BRIEF |
Look for the string "Phenanthrene" in the lines and copy each line that has it.

:: GIVEN RECORDS

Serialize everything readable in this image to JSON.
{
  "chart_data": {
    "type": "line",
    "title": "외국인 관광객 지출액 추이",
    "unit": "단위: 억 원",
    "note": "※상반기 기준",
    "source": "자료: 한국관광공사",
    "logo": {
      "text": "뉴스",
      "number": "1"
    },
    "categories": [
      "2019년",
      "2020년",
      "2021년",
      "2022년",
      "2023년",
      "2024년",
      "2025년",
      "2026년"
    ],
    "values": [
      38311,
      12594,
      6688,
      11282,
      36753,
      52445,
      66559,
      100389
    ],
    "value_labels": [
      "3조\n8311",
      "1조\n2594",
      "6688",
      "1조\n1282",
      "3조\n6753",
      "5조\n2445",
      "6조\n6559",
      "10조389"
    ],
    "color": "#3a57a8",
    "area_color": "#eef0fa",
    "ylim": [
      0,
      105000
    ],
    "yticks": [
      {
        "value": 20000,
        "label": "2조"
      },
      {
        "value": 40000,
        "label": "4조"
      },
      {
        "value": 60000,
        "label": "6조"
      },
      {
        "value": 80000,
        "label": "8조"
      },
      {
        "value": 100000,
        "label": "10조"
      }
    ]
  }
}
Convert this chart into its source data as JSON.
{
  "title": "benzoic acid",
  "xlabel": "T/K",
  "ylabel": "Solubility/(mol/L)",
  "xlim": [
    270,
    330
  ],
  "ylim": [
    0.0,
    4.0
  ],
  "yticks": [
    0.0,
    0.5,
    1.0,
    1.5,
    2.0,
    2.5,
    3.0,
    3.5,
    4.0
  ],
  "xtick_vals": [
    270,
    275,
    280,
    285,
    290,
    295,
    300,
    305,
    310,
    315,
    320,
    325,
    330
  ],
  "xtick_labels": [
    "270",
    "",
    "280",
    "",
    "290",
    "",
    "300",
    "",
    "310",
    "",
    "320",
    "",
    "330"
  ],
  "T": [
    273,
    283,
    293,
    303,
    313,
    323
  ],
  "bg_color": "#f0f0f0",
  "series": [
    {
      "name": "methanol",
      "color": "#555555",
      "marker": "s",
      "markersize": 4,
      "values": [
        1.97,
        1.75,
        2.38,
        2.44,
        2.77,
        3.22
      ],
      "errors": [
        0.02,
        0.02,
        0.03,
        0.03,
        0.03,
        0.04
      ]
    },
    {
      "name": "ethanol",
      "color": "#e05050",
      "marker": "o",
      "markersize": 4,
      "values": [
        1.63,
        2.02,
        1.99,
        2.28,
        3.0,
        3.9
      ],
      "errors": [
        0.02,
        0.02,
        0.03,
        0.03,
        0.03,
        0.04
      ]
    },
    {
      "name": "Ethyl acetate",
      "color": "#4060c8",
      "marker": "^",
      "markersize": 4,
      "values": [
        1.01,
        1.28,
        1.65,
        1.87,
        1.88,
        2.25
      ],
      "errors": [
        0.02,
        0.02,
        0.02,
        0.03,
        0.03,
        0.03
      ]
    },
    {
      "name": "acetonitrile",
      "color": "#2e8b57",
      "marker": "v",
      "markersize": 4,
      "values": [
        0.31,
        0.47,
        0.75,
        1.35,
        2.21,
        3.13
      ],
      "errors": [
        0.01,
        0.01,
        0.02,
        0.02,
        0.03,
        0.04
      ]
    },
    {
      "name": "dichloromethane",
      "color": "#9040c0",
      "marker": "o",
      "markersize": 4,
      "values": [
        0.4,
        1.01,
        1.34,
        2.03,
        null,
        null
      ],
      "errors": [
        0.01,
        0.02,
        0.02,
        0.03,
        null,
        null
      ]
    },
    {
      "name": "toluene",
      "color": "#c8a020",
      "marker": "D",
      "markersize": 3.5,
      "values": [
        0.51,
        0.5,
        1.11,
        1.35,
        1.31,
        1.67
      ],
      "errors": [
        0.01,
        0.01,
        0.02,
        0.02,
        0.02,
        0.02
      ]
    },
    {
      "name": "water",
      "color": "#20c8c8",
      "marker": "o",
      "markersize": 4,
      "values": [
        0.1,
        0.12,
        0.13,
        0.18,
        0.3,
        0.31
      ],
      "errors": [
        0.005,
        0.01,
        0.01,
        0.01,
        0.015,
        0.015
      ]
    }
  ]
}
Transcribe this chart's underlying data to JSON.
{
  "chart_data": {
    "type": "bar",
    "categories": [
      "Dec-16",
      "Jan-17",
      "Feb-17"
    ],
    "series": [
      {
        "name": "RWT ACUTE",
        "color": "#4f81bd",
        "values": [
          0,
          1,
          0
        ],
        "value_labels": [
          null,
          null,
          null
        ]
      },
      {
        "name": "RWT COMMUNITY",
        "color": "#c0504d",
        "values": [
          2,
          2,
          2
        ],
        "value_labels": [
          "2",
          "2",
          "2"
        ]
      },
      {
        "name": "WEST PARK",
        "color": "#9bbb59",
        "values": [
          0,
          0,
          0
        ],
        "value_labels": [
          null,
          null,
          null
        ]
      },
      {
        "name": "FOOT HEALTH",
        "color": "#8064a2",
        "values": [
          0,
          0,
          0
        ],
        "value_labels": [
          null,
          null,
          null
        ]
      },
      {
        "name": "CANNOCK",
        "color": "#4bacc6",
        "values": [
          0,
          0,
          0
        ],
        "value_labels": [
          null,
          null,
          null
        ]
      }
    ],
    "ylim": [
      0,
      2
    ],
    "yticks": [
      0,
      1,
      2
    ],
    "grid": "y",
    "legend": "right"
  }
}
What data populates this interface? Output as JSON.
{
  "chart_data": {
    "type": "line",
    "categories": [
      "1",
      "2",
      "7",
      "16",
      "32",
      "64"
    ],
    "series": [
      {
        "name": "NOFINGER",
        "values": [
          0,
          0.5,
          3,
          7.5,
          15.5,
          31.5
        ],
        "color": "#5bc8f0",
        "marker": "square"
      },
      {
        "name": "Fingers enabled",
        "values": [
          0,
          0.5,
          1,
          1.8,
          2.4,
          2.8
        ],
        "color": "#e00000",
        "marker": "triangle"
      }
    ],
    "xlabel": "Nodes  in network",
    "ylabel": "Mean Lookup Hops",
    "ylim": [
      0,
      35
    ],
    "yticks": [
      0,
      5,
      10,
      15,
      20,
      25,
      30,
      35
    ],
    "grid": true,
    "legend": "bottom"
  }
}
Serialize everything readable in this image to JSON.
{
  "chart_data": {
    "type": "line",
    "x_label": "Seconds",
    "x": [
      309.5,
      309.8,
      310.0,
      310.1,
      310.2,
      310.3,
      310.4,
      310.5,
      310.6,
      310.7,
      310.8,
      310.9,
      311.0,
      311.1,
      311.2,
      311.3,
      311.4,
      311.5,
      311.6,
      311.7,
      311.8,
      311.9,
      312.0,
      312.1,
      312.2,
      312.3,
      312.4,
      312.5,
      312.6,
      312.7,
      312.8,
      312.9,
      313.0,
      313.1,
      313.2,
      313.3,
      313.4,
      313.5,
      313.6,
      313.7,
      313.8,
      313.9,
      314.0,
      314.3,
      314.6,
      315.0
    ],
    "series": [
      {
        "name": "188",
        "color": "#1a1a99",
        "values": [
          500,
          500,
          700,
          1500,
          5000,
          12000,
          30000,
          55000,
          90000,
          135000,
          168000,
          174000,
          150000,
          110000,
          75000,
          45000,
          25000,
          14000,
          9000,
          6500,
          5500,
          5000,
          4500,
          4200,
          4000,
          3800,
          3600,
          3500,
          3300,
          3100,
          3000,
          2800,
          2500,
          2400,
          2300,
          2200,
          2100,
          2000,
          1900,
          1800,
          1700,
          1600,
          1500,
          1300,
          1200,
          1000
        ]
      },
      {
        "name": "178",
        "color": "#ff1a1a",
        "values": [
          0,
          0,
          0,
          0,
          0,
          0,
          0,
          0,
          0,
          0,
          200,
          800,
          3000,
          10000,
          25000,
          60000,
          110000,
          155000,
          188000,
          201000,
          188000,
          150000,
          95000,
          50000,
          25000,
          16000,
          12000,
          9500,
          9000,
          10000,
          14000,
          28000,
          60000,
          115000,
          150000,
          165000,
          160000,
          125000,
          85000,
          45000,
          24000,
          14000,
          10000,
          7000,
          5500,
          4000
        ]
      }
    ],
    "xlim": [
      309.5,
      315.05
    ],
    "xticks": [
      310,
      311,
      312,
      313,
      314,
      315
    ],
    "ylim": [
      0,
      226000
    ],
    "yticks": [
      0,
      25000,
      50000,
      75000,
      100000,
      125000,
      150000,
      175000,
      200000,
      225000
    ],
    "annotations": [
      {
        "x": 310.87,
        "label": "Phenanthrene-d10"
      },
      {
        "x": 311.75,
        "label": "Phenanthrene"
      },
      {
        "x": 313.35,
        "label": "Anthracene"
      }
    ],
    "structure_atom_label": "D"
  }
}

::::

OUTPUT |
        "label": "Phenanthrene-d10"
        "label": "Phenanthrene"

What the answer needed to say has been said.